• _EXERCISE MATERIAL_
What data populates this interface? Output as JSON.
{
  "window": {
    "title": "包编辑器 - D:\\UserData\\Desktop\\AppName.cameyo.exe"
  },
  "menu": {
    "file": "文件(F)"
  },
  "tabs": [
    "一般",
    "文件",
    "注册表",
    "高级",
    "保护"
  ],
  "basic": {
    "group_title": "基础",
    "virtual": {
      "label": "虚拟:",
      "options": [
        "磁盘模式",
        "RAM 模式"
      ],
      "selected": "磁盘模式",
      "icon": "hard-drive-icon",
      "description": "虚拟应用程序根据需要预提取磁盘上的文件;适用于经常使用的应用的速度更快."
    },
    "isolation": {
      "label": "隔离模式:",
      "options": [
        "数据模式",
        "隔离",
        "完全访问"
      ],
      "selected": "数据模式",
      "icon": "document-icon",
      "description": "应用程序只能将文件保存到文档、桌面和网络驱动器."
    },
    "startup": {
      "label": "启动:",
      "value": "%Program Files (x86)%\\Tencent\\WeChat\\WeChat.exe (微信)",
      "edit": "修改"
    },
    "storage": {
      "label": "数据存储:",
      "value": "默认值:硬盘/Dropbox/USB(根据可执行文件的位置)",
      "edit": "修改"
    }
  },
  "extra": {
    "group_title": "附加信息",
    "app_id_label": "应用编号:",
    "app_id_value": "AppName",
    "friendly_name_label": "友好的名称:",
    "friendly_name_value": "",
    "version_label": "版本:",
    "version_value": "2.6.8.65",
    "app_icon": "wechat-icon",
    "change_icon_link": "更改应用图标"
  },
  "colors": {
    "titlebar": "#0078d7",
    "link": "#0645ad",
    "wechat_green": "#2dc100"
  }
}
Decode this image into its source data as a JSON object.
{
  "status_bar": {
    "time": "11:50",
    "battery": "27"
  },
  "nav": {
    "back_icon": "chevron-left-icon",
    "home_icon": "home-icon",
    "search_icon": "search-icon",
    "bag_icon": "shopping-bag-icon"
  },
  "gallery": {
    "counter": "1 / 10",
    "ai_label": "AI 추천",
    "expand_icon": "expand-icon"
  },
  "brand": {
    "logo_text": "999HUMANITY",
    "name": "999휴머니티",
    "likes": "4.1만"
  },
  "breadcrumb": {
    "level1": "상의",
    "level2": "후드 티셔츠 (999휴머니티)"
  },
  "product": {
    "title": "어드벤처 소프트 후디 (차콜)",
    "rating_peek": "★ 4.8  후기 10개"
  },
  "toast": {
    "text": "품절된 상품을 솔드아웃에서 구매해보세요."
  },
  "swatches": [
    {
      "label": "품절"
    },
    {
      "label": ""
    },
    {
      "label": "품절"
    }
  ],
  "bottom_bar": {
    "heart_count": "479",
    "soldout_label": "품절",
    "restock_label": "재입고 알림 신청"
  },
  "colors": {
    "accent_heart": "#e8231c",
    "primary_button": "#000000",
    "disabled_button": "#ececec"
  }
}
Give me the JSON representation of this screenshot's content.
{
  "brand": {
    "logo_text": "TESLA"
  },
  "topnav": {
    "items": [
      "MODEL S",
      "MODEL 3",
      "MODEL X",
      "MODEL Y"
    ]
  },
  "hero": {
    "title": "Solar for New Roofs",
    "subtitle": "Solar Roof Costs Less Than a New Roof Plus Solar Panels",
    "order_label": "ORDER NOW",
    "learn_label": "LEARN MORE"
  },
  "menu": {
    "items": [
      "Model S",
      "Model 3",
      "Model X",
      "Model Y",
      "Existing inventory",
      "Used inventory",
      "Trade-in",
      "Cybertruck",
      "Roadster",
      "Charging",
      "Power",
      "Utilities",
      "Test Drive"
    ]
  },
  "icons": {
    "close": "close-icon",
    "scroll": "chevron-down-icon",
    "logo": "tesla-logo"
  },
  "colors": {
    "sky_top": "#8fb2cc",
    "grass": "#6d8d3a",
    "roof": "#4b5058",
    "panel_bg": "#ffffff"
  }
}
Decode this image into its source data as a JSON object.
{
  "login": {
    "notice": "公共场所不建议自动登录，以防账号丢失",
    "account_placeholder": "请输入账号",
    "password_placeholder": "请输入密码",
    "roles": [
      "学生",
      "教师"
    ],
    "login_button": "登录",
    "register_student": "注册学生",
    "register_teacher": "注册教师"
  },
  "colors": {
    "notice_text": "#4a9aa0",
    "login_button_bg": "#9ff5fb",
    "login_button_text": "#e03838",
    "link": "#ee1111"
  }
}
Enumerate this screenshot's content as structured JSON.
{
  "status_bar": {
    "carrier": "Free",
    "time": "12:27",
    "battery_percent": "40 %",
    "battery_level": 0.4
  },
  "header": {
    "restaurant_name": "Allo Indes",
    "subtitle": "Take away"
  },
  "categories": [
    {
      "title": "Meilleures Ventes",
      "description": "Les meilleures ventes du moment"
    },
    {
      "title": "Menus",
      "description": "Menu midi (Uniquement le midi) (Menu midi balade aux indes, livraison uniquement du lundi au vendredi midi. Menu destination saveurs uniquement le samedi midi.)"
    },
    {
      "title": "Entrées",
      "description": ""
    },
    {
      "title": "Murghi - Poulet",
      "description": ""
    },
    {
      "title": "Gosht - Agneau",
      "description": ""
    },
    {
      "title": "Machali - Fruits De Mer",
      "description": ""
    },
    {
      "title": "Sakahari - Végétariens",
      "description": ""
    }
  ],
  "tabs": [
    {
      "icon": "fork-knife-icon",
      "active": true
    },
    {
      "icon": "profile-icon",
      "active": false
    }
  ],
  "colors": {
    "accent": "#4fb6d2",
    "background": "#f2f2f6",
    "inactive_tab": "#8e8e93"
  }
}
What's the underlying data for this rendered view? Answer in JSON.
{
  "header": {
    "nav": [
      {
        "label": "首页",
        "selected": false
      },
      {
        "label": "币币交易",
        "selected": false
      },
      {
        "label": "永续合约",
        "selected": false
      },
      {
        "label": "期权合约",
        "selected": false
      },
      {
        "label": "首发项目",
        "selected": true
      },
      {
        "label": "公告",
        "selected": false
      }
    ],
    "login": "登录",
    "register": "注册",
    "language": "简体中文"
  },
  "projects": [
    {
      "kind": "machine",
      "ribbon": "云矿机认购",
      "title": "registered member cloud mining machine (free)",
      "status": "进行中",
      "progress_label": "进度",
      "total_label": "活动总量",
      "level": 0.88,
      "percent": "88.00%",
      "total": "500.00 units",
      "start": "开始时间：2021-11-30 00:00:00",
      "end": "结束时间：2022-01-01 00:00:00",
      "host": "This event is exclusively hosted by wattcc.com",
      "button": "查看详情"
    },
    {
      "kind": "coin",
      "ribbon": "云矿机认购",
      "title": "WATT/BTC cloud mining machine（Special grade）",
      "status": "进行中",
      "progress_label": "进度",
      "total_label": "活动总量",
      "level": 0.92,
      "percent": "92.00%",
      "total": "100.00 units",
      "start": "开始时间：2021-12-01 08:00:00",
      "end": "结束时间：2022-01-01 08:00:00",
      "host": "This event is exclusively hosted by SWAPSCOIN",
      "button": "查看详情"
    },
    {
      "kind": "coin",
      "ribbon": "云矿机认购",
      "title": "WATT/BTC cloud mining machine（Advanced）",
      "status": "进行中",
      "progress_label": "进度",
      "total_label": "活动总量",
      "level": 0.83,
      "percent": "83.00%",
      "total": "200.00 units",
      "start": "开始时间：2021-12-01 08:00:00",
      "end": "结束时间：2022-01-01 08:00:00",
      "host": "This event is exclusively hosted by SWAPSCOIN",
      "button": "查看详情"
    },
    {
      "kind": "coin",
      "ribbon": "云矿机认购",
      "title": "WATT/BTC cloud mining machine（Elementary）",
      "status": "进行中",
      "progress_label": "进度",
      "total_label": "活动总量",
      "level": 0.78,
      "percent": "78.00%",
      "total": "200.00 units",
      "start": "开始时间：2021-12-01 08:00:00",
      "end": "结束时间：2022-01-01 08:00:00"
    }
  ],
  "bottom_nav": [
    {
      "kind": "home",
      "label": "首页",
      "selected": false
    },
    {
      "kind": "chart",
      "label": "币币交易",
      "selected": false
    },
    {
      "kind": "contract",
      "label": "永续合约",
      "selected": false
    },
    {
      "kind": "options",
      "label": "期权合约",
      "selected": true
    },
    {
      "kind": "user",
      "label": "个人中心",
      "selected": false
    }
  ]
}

• _WRITTEN EXERCISE_
Identify the lines in the entries that hold "AppName" and return each one.

• _ANSWER TO THIS EXERCISE_
    "title": "包编辑器 - D:\\UserData\\Desktop\\AppName.cameyo.exe"
    "app_id_value": "AppName",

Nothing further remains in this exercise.